__Task requirements__
Repeat each record exactly. Any picture gets left out.

Collected data
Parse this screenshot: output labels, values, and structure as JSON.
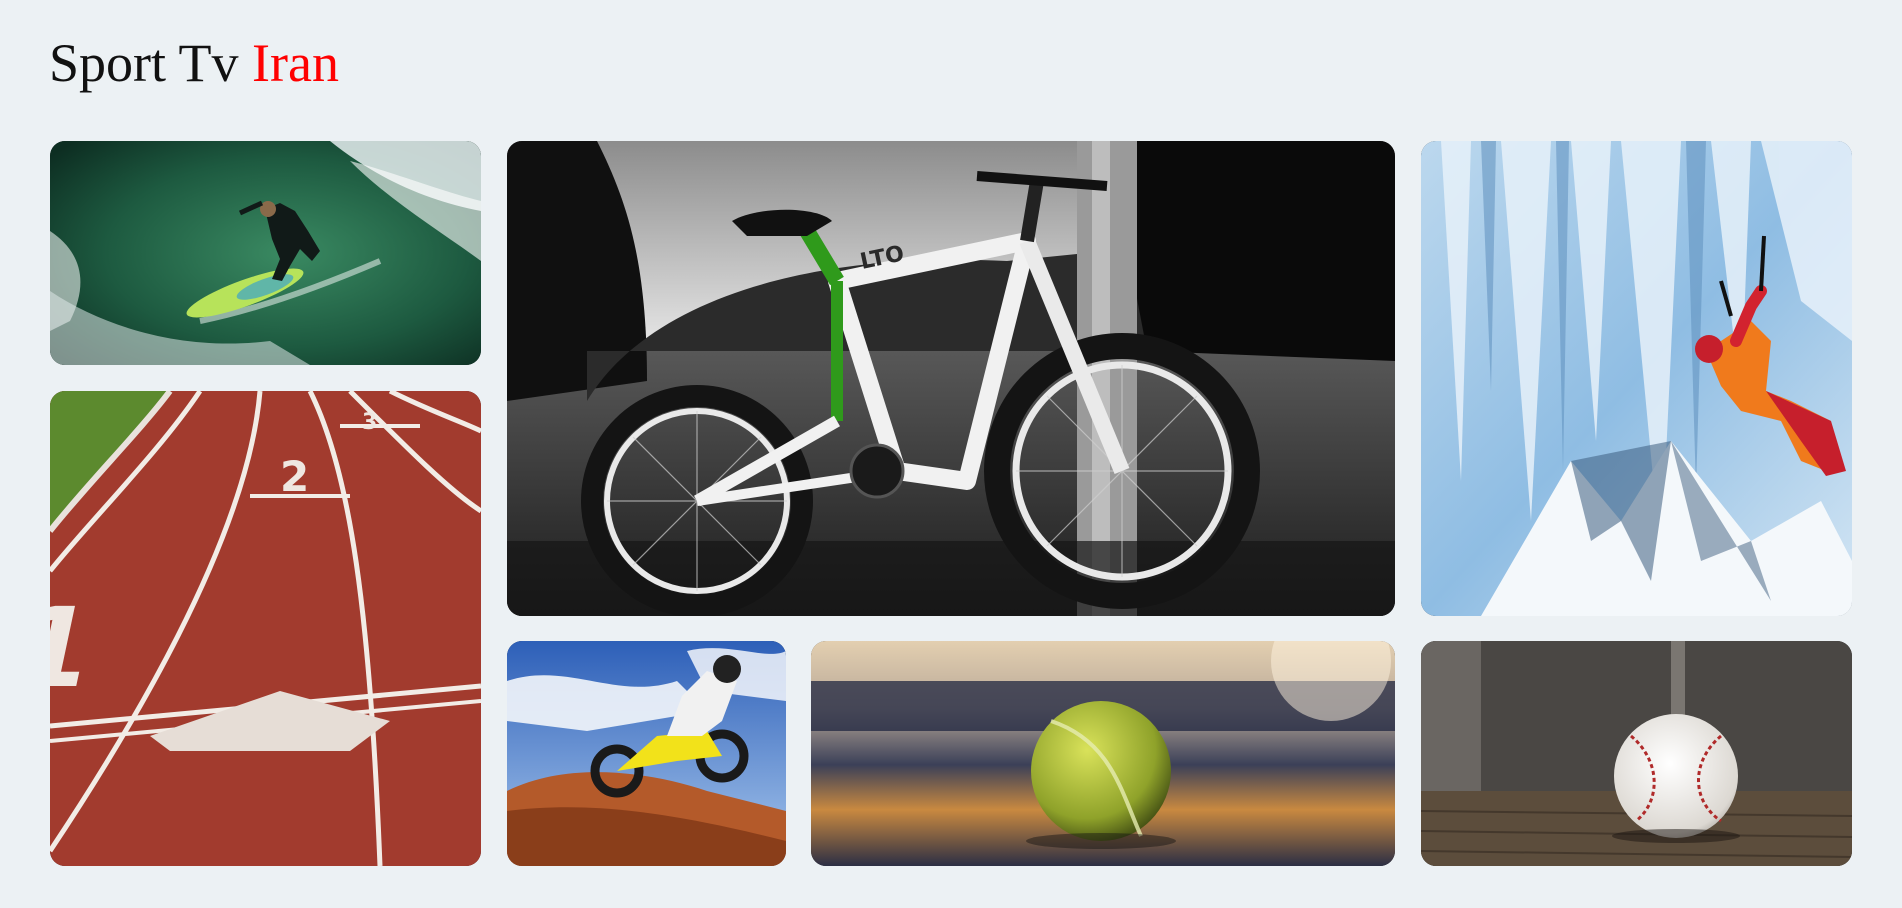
{
  "header": {
    "title_main": "Sport Tv",
    "title_accent": "Iran",
    "accent_color": "#ff0000"
  },
  "gallery": {
    "tiles": [
      {
        "subject": "surfer riding a wave"
      },
      {
        "subject": "red running track with lanes 1, 2, 3",
        "lane_numbers": [
          "1",
          "2",
          "3"
        ]
      },
      {
        "subject": "mountain bike leaning on a tree",
        "frame_text": "LTO"
      },
      {
        "subject": "ice climber on a frozen waterfall"
      },
      {
        "subject": "motocross rider jumping"
      },
      {
        "subject": "tennis ball on court at sunset"
      },
      {
        "subject": "baseball on wooden floor"
      }
    ]
  },
  "colors": {
    "background": "#ecf1f4",
    "title_text": "#111111",
    "track_red": "#a23b2e",
    "track_grass": "#5c8a2e",
    "bike_green": "#2f9a1b"
  }
}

__Answer to this exercise__
Parse this screenshot: output labels, values, and structure as JSON.
{
  "header": {
    "title_main": "Sport Tv",
    "title_accent": "Iran",
    "accent_color": "#ff0000"
  },
  "gallery": {
    "tiles": [
      {
        "subject": "surfer riding a wave"
      },
      {
        "subject": "red running track with lanes 1, 2, 3",
        "lane_numbers": [
          "1",
          "2",
          "3"
        ]
      },
      {
        "subject": "mountain bike leaning on a tree",
        "frame_text": "LTO"
      },
      {
        "subject": "ice climber on a frozen waterfall"
      },
      {
        "subject": "motocross rider jumping"
      },
      {
        "subject": "tennis ball on court at sunset"
      },
      {
        "subject": "baseball on wooden floor"
      }
    ]
  },
  "colors": {
    "background": "#ecf1f4",
    "title_text": "#111111",
    "track_red": "#a23b2e",
    "track_grass": "#5c8a2e",
    "bike_green": "#2f9a1b"
  }
}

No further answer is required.